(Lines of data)
[start]

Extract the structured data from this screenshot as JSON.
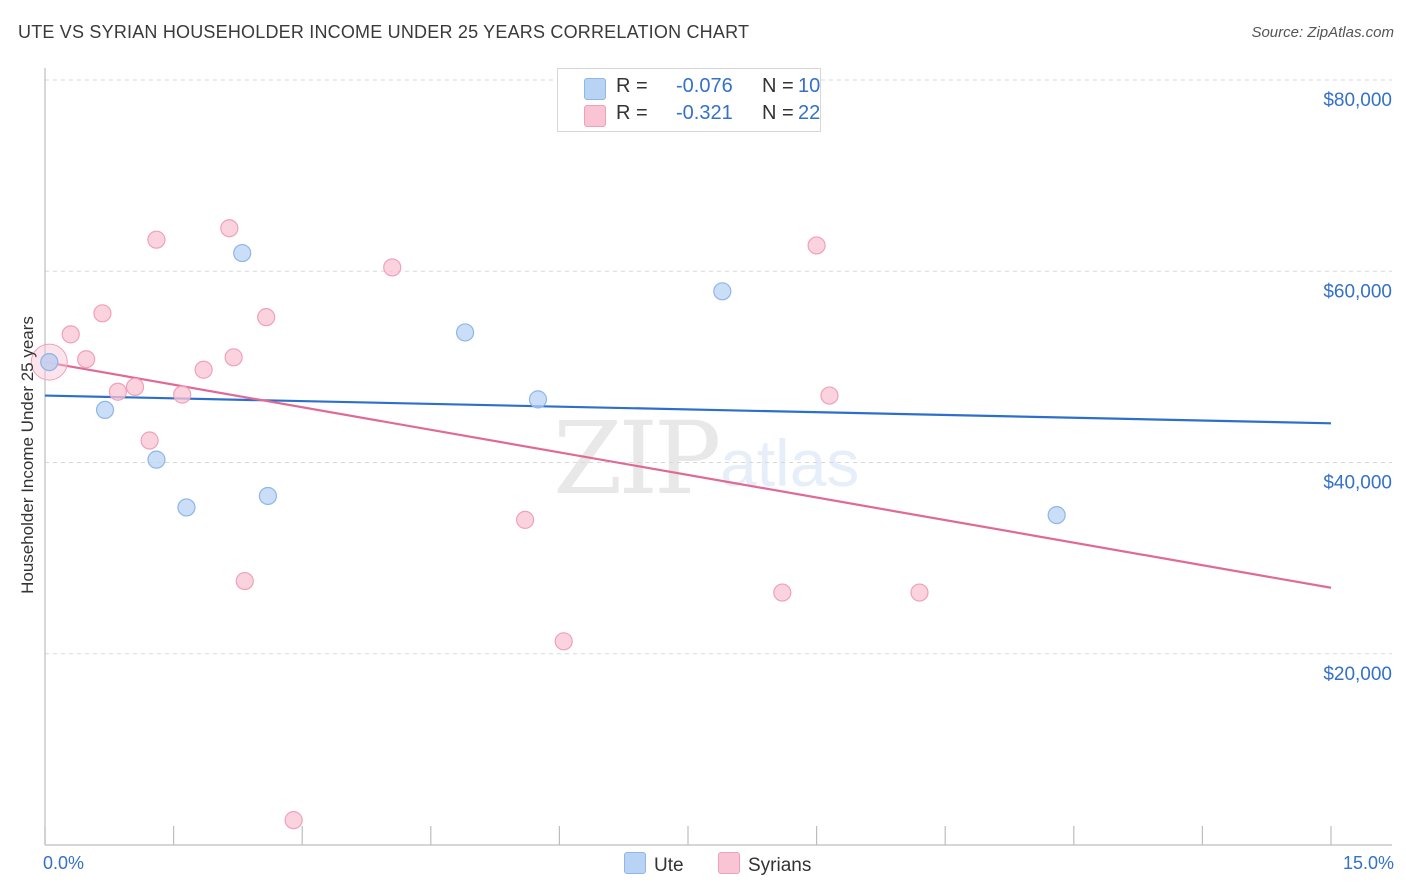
{
  "title": "UTE VS SYRIAN HOUSEHOLDER INCOME UNDER 25 YEARS CORRELATION CHART",
  "source": "Source: ZipAtlas.com",
  "watermark": {
    "zip": "ZIP",
    "atlas": "atlas"
  },
  "colors": {
    "ute_fill": "#b8d3f4",
    "ute_stroke": "#8fb6e6",
    "ute_line": "#2e6fcc",
    "syr_fill": "#f9c4d4",
    "syr_stroke": "#f0a0ba",
    "syr_line": "#e06a96",
    "axis_text": "#3471c8",
    "grid": "#d8d8d8"
  },
  "legend": {
    "rows": [
      {
        "r_label": "R =",
        "r_value": "-0.076",
        "n_label": "N =",
        "n_value": "10"
      },
      {
        "r_label": "R =",
        "r_value": "-0.321",
        "n_label": "N =",
        "n_value": "22"
      }
    ]
  },
  "bottom_legend": {
    "ute": "Ute",
    "syrians": "Syrians"
  },
  "axis": {
    "y_title": "Householder Income Under 25 years",
    "x_min_label": "0.0%",
    "x_max_label": "15.0%"
  },
  "chart_data": {
    "type": "scatter",
    "title": "UTE VS SYRIAN HOUSEHOLDER INCOME UNDER 25 YEARS CORRELATION CHART",
    "xlabel": "",
    "ylabel": "Householder Income Under 25 years",
    "xlim": [
      0,
      15
    ],
    "ylim": [
      0,
      80000
    ],
    "y_ticks": [
      {
        "value": 20000,
        "label": "$20,000"
      },
      {
        "value": 40000,
        "label": "$40,000"
      },
      {
        "value": 60000,
        "label": "$60,000"
      },
      {
        "value": 80000,
        "label": "$80,000"
      }
    ],
    "x_tick_values": [
      0,
      1.5,
      3,
      4.5,
      6,
      7.5,
      9,
      10.5,
      12,
      13.5,
      15
    ],
    "series": [
      {
        "name": "Ute",
        "r": -0.076,
        "n": 10,
        "points": [
          {
            "x": 0.05,
            "y": 50500
          },
          {
            "x": 0.7,
            "y": 45500
          },
          {
            "x": 1.3,
            "y": 40300
          },
          {
            "x": 1.65,
            "y": 35300
          },
          {
            "x": 2.3,
            "y": 61900
          },
          {
            "x": 2.6,
            "y": 36500
          },
          {
            "x": 4.9,
            "y": 53600
          },
          {
            "x": 5.75,
            "y": 46600
          },
          {
            "x": 7.9,
            "y": 57900
          },
          {
            "x": 11.8,
            "y": 34500
          }
        ],
        "trend": {
          "x0": 0,
          "y0": 47000,
          "x1": 15,
          "y1": 44100
        }
      },
      {
        "name": "Syrians",
        "r": -0.321,
        "n": 22,
        "points": [
          {
            "x": 0.05,
            "y": 50500
          },
          {
            "x": 0.3,
            "y": 53400
          },
          {
            "x": 0.48,
            "y": 50800
          },
          {
            "x": 0.67,
            "y": 55600
          },
          {
            "x": 0.85,
            "y": 47400
          },
          {
            "x": 1.05,
            "y": 47900
          },
          {
            "x": 1.22,
            "y": 42300
          },
          {
            "x": 1.3,
            "y": 63300
          },
          {
            "x": 1.6,
            "y": 47100
          },
          {
            "x": 1.85,
            "y": 49700
          },
          {
            "x": 2.15,
            "y": 64500
          },
          {
            "x": 2.2,
            "y": 51000
          },
          {
            "x": 2.33,
            "y": 27600
          },
          {
            "x": 2.58,
            "y": 55200
          },
          {
            "x": 2.9,
            "y": 2600
          },
          {
            "x": 4.05,
            "y": 60400
          },
          {
            "x": 5.6,
            "y": 34000
          },
          {
            "x": 6.05,
            "y": 21300
          },
          {
            "x": 8.6,
            "y": 26400
          },
          {
            "x": 9.0,
            "y": 62700
          },
          {
            "x": 9.15,
            "y": 47000
          },
          {
            "x": 10.2,
            "y": 26400
          }
        ],
        "trend": {
          "x0": 0,
          "y0": 50500,
          "x1": 15,
          "y1": 26900
        }
      }
    ]
  }
}
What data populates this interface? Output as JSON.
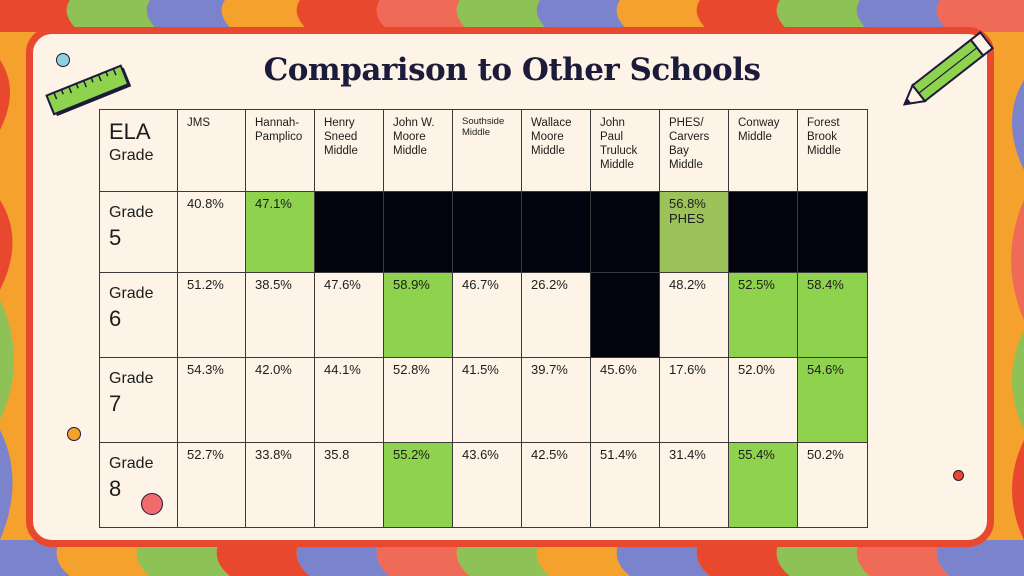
{
  "title": "Comparison to Other Schools",
  "table": {
    "corner": {
      "line1": "ELA",
      "line2": "Grade"
    },
    "columns": [
      "JMS",
      "Hannah-\nPamplico",
      "Henry\nSneed\nMiddle",
      "John W.\nMoore\nMiddle",
      "Southside\nMiddle",
      "Wallace\nMoore\nMiddle",
      "John\nPaul\nTruluck\nMiddle",
      "PHES/\nCarvers\nBay\nMiddle",
      "Conway\nMiddle",
      "Forest\nBrook\nMiddle"
    ],
    "rows": [
      {
        "label_word": "Grade",
        "label_num": "5",
        "cells": [
          "40.8%",
          "47.1%",
          "",
          "",
          "",
          "",
          "",
          "56.8%\nPHES",
          "",
          ""
        ],
        "fills": [
          "",
          "green",
          "black",
          "black",
          "black",
          "black",
          "black",
          "olive",
          "black",
          "black"
        ]
      },
      {
        "label_word": "Grade",
        "label_num": "6",
        "cells": [
          "51.2%",
          "38.5%",
          "47.6%",
          "58.9%",
          "46.7%",
          "26.2%",
          "",
          "48.2%",
          "52.5%",
          "58.4%"
        ],
        "fills": [
          "",
          "",
          "",
          "green",
          "",
          "",
          "black",
          "",
          "green",
          "green"
        ]
      },
      {
        "label_word": "Grade",
        "label_num": "7",
        "cells": [
          "54.3%",
          "42.0%",
          "44.1%",
          "52.8%",
          "41.5%",
          "39.7%",
          "45.6%",
          "17.6%",
          "52.0%",
          "54.6%"
        ],
        "fills": [
          "",
          "",
          "",
          "",
          "",
          "",
          "",
          "",
          "",
          "green"
        ]
      },
      {
        "label_word": "Grade",
        "label_num": "8",
        "cells": [
          "52.7%",
          "33.8%",
          "35.8",
          "55.2%",
          "43.6%",
          "42.5%",
          "51.4%",
          "31.4%",
          "55.4%",
          "50.2%"
        ],
        "fills": [
          "",
          "",
          "",
          "green",
          "",
          "",
          "",
          "",
          "green",
          ""
        ]
      }
    ]
  },
  "colors": {
    "card_border": "#e8492e",
    "card_bg": "#fdf3e6",
    "highlight_green": "#8ed24e",
    "highlight_olive": "#9cc25a",
    "blocked_black": "#04040f",
    "title": "#1c1b3a"
  },
  "decorations": {
    "ruler_icon": "ruler-icon",
    "pencil_icon": "pencil-icon"
  }
}
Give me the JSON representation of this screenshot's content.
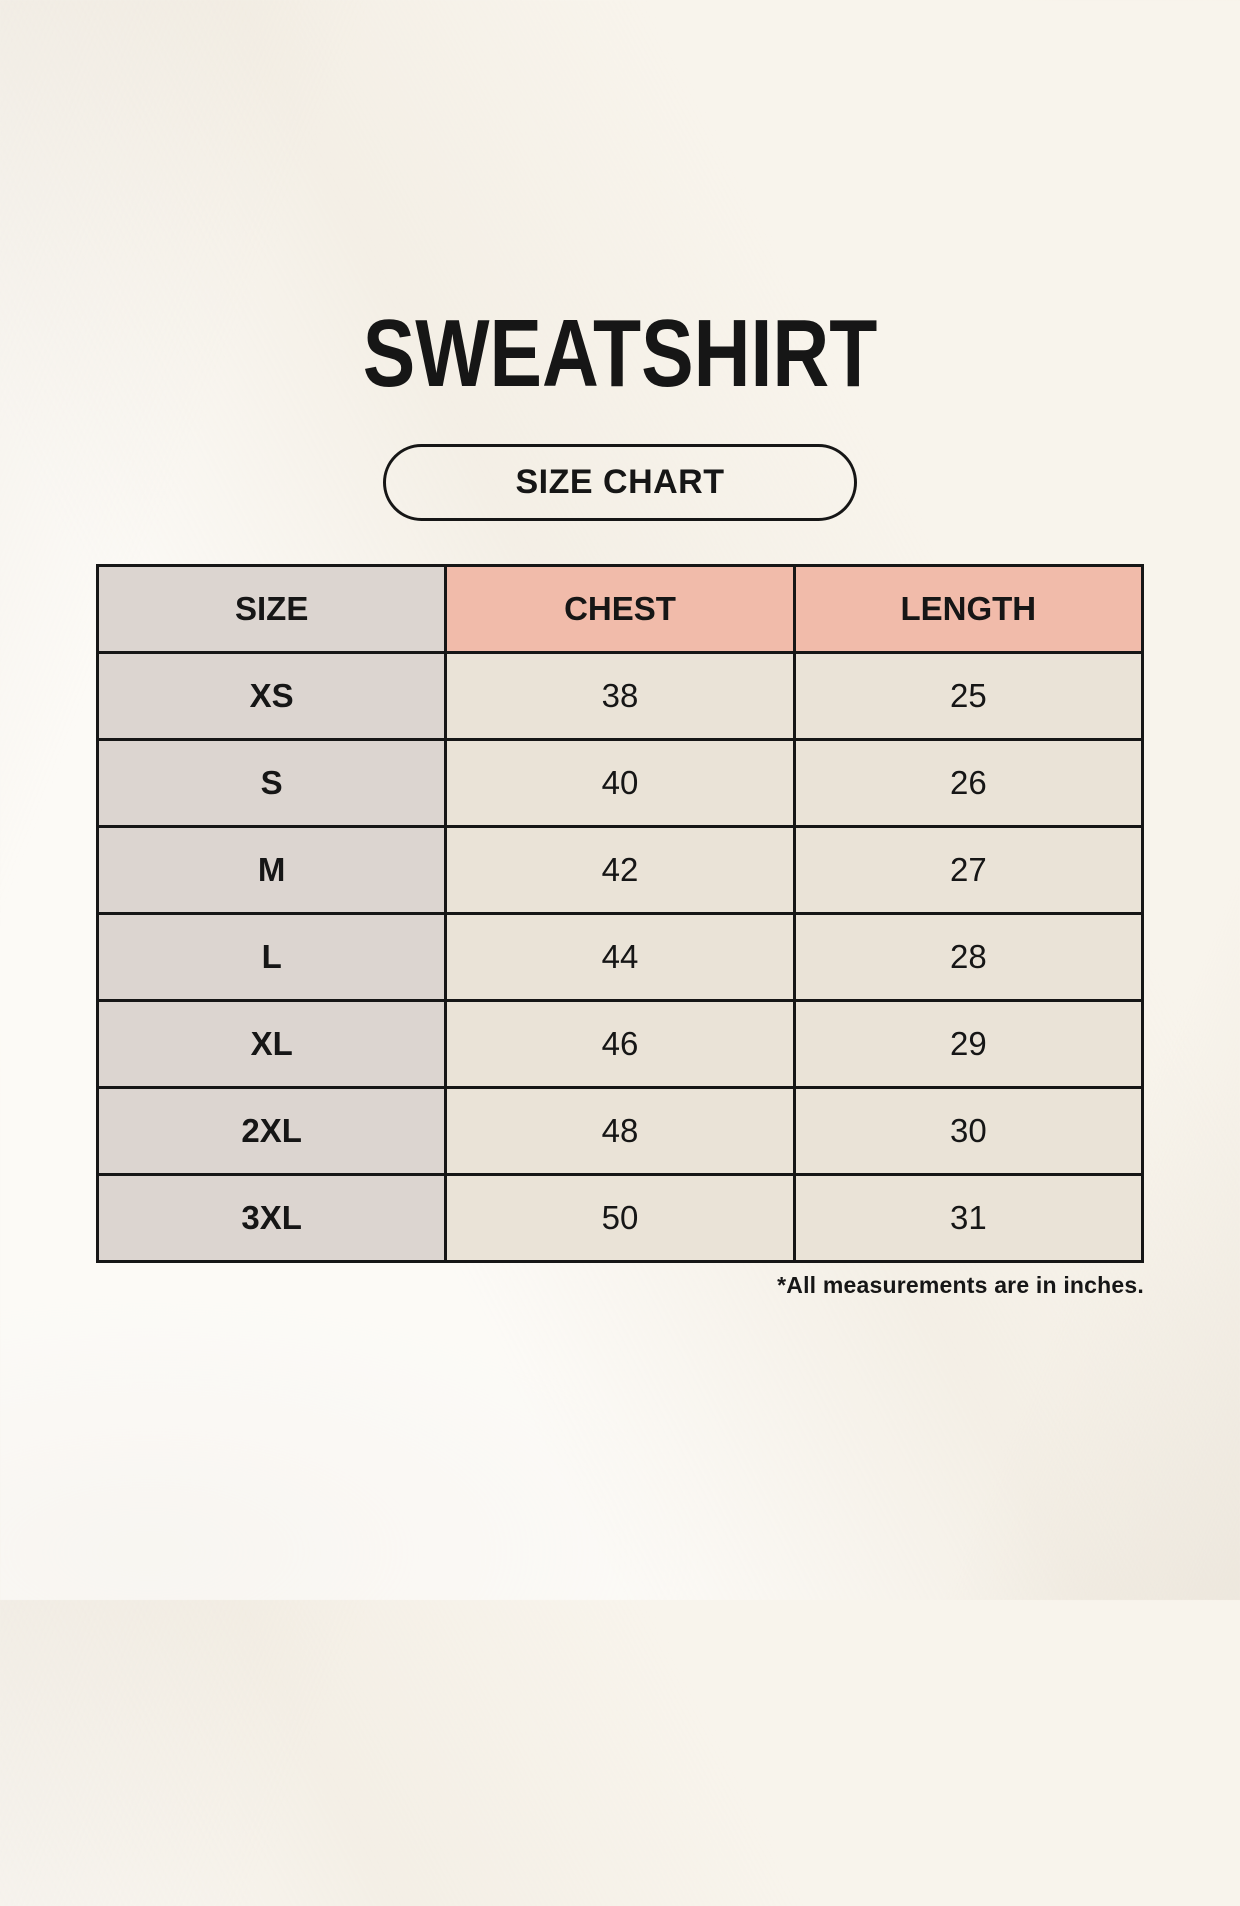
{
  "page": {
    "title": "SWEATSHIRT",
    "badge_label": "SIZE CHART",
    "footnote": "*All measurements are in inches."
  },
  "size_table": {
    "headers": [
      "SIZE",
      "CHEST",
      "LENGTH"
    ],
    "rows": [
      {
        "size": "XS",
        "chest": "38",
        "length": "25"
      },
      {
        "size": "S",
        "chest": "40",
        "length": "26"
      },
      {
        "size": "M",
        "chest": "42",
        "length": "27"
      },
      {
        "size": "L",
        "chest": "44",
        "length": "28"
      },
      {
        "size": "XL",
        "chest": "46",
        "length": "29"
      },
      {
        "size": "2XL",
        "chest": "48",
        "length": "30"
      },
      {
        "size": "3XL",
        "chest": "50",
        "length": "31"
      }
    ]
  },
  "colors": {
    "page_background": "#f8f4ec",
    "size_column_fill": "#dcd5d0",
    "accent_header_fill": "#f1bbaa",
    "data_cell_fill": "#eae3d7",
    "table_border": "#161616",
    "text": "#161616"
  },
  "chart_data": {
    "type": "table",
    "title": "SWEATSHIRT",
    "subtitle": "SIZE CHART",
    "columns": [
      "SIZE",
      "CHEST",
      "LENGTH"
    ],
    "rows": [
      [
        "XS",
        38,
        25
      ],
      [
        "S",
        40,
        26
      ],
      [
        "M",
        42,
        27
      ],
      [
        "L",
        44,
        28
      ],
      [
        "XL",
        46,
        29
      ],
      [
        "2XL",
        48,
        30
      ],
      [
        "3XL",
        50,
        31
      ]
    ],
    "footnote": "*All measurements are in inches."
  }
}
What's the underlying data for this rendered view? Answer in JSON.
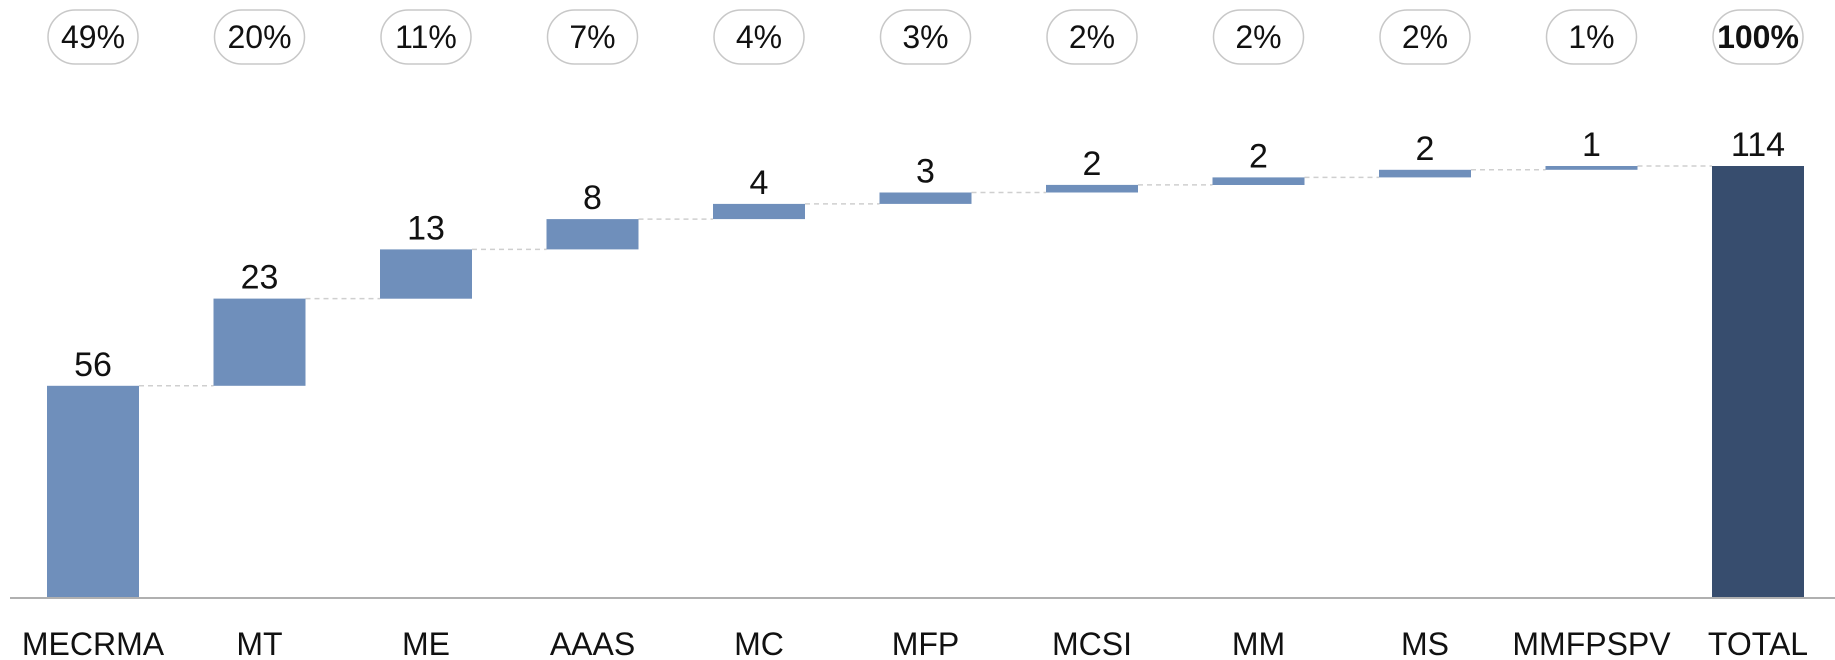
{
  "chart_data": {
    "type": "waterfall",
    "title": "",
    "xlabel": "",
    "ylabel": "",
    "ylim": [
      0,
      114
    ],
    "grid": false,
    "categories": [
      "MECRMA",
      "MT",
      "ME",
      "AAAS",
      "MC",
      "MFP",
      "MCSI",
      "MM",
      "MS",
      "MMFPSPV",
      "TOTAL"
    ],
    "values": [
      56,
      23,
      13,
      8,
      4,
      3,
      2,
      2,
      2,
      1,
      114
    ],
    "value_labels": [
      "56",
      "23",
      "13",
      "8",
      "4",
      "3",
      "2",
      "2",
      "2",
      "1",
      "114"
    ],
    "percent_labels": [
      "49%",
      "20%",
      "11%",
      "7%",
      "4%",
      "3%",
      "2%",
      "2%",
      "2%",
      "1%",
      "100%"
    ],
    "total_index": 10,
    "colors": {
      "increment": "#6f8fbb",
      "total": "#374d6e"
    }
  }
}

[end]

### What you will do
Find the word "nMiddle" in the entries, and copy every line it shows up in.

### Problem solution
      "Henry\nSneed\nMiddle",
      "John W.\nMoore\nMiddle",
      "Southside\nMiddle",
      "Wallace\nMoore\nMiddle",
      "John\nPaul\nTruluck\nMiddle",
      "PHES/\nCarvers\nBay\nMiddle",
      "Conway\nMiddle",
      "Forest\nBrook\nMiddle"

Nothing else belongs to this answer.